EXERCISE BRIEF = Return the entries verbatim and drop every picture.

· · ·

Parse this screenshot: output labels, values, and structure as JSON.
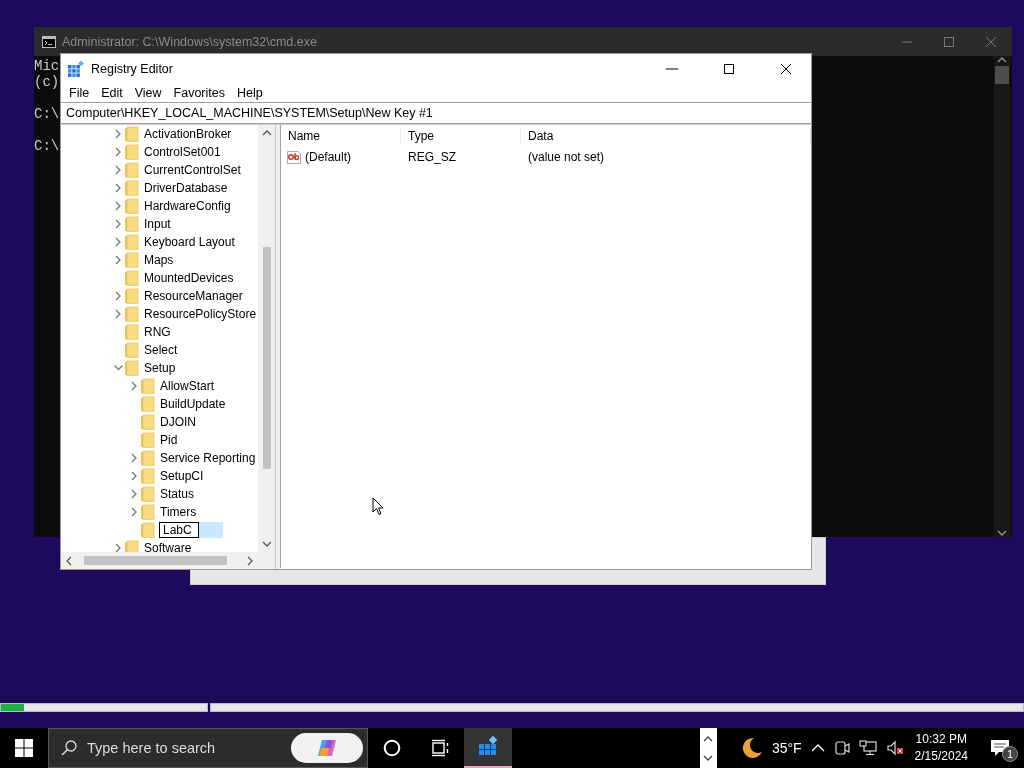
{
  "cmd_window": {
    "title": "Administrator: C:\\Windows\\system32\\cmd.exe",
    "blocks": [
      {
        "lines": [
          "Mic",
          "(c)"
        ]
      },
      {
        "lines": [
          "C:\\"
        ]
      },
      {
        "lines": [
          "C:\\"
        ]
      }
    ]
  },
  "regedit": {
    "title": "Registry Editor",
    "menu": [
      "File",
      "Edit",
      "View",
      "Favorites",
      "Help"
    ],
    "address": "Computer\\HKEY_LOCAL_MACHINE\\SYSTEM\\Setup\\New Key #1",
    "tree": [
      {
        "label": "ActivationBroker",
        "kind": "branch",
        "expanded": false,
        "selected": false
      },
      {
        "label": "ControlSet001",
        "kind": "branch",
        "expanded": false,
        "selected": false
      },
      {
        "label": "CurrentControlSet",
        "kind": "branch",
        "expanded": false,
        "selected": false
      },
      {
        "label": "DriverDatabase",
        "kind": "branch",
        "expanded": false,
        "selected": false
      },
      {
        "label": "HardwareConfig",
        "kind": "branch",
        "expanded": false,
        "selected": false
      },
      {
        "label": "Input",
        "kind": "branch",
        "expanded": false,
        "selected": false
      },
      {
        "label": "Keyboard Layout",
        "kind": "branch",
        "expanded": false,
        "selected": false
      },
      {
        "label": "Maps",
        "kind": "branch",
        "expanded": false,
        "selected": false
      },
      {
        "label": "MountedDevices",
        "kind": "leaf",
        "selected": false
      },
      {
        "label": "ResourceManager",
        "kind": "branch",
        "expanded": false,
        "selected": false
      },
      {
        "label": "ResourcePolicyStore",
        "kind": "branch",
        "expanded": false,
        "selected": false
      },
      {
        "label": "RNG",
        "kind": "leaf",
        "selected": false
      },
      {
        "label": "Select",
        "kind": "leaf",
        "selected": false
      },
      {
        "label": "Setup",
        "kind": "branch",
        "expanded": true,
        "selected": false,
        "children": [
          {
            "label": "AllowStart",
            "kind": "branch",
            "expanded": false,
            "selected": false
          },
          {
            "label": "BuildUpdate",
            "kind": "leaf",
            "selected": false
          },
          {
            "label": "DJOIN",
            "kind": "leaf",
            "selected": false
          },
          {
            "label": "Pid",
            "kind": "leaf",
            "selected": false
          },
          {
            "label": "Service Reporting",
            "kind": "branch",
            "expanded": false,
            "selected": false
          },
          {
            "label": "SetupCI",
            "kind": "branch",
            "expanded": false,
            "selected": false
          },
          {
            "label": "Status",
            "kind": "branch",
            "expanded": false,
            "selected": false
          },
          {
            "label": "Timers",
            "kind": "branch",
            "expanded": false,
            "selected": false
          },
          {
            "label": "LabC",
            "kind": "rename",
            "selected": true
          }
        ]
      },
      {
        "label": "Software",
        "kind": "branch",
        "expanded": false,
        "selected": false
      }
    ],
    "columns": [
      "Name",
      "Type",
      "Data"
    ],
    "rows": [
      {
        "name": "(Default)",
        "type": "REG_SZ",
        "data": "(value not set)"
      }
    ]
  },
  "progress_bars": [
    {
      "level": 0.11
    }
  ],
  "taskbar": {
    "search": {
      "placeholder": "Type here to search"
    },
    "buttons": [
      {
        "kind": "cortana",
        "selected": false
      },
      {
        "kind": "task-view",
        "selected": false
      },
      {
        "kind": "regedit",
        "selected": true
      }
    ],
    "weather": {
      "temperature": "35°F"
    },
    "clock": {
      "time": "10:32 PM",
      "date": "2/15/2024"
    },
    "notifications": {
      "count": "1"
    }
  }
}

· · ·

FINISHED TASK =
Parse this screenshot: output labels, values, and structure as JSON.
{
  "cmd_window": {
    "title": "Administrator: C:\\Windows\\system32\\cmd.exe",
    "blocks": [
      {
        "lines": [
          "Mic",
          "(c)"
        ]
      },
      {
        "lines": [
          "C:\\"
        ]
      },
      {
        "lines": [
          "C:\\"
        ]
      }
    ]
  },
  "regedit": {
    "title": "Registry Editor",
    "menu": [
      "File",
      "Edit",
      "View",
      "Favorites",
      "Help"
    ],
    "address": "Computer\\HKEY_LOCAL_MACHINE\\SYSTEM\\Setup\\New Key #1",
    "tree": [
      {
        "label": "ActivationBroker",
        "kind": "branch",
        "expanded": false,
        "selected": false
      },
      {
        "label": "ControlSet001",
        "kind": "branch",
        "expanded": false,
        "selected": false
      },
      {
        "label": "CurrentControlSet",
        "kind": "branch",
        "expanded": false,
        "selected": false
      },
      {
        "label": "DriverDatabase",
        "kind": "branch",
        "expanded": false,
        "selected": false
      },
      {
        "label": "HardwareConfig",
        "kind": "branch",
        "expanded": false,
        "selected": false
      },
      {
        "label": "Input",
        "kind": "branch",
        "expanded": false,
        "selected": false
      },
      {
        "label": "Keyboard Layout",
        "kind": "branch",
        "expanded": false,
        "selected": false
      },
      {
        "label": "Maps",
        "kind": "branch",
        "expanded": false,
        "selected": false
      },
      {
        "label": "MountedDevices",
        "kind": "leaf",
        "selected": false
      },
      {
        "label": "ResourceManager",
        "kind": "branch",
        "expanded": false,
        "selected": false
      },
      {
        "label": "ResourcePolicyStore",
        "kind": "branch",
        "expanded": false,
        "selected": false
      },
      {
        "label": "RNG",
        "kind": "leaf",
        "selected": false
      },
      {
        "label": "Select",
        "kind": "leaf",
        "selected": false
      },
      {
        "label": "Setup",
        "kind": "branch",
        "expanded": true,
        "selected": false,
        "children": [
          {
            "label": "AllowStart",
            "kind": "branch",
            "expanded": false,
            "selected": false
          },
          {
            "label": "BuildUpdate",
            "kind": "leaf",
            "selected": false
          },
          {
            "label": "DJOIN",
            "kind": "leaf",
            "selected": false
          },
          {
            "label": "Pid",
            "kind": "leaf",
            "selected": false
          },
          {
            "label": "Service Reporting",
            "kind": "branch",
            "expanded": false,
            "selected": false
          },
          {
            "label": "SetupCI",
            "kind": "branch",
            "expanded": false,
            "selected": false
          },
          {
            "label": "Status",
            "kind": "branch",
            "expanded": false,
            "selected": false
          },
          {
            "label": "Timers",
            "kind": "branch",
            "expanded": false,
            "selected": false
          },
          {
            "label": "LabC",
            "kind": "rename",
            "selected": true
          }
        ]
      },
      {
        "label": "Software",
        "kind": "branch",
        "expanded": false,
        "selected": false
      }
    ],
    "columns": [
      "Name",
      "Type",
      "Data"
    ],
    "rows": [
      {
        "name": "(Default)",
        "type": "REG_SZ",
        "data": "(value not set)"
      }
    ]
  },
  "progress_bars": [
    {
      "level": 0.11
    }
  ],
  "taskbar": {
    "search": {
      "placeholder": "Type here to search"
    },
    "buttons": [
      {
        "kind": "cortana",
        "selected": false
      },
      {
        "kind": "task-view",
        "selected": false
      },
      {
        "kind": "regedit",
        "selected": true
      }
    ],
    "weather": {
      "temperature": "35°F"
    },
    "clock": {
      "time": "10:32 PM",
      "date": "2/15/2024"
    },
    "notifications": {
      "count": "1"
    }
  }
}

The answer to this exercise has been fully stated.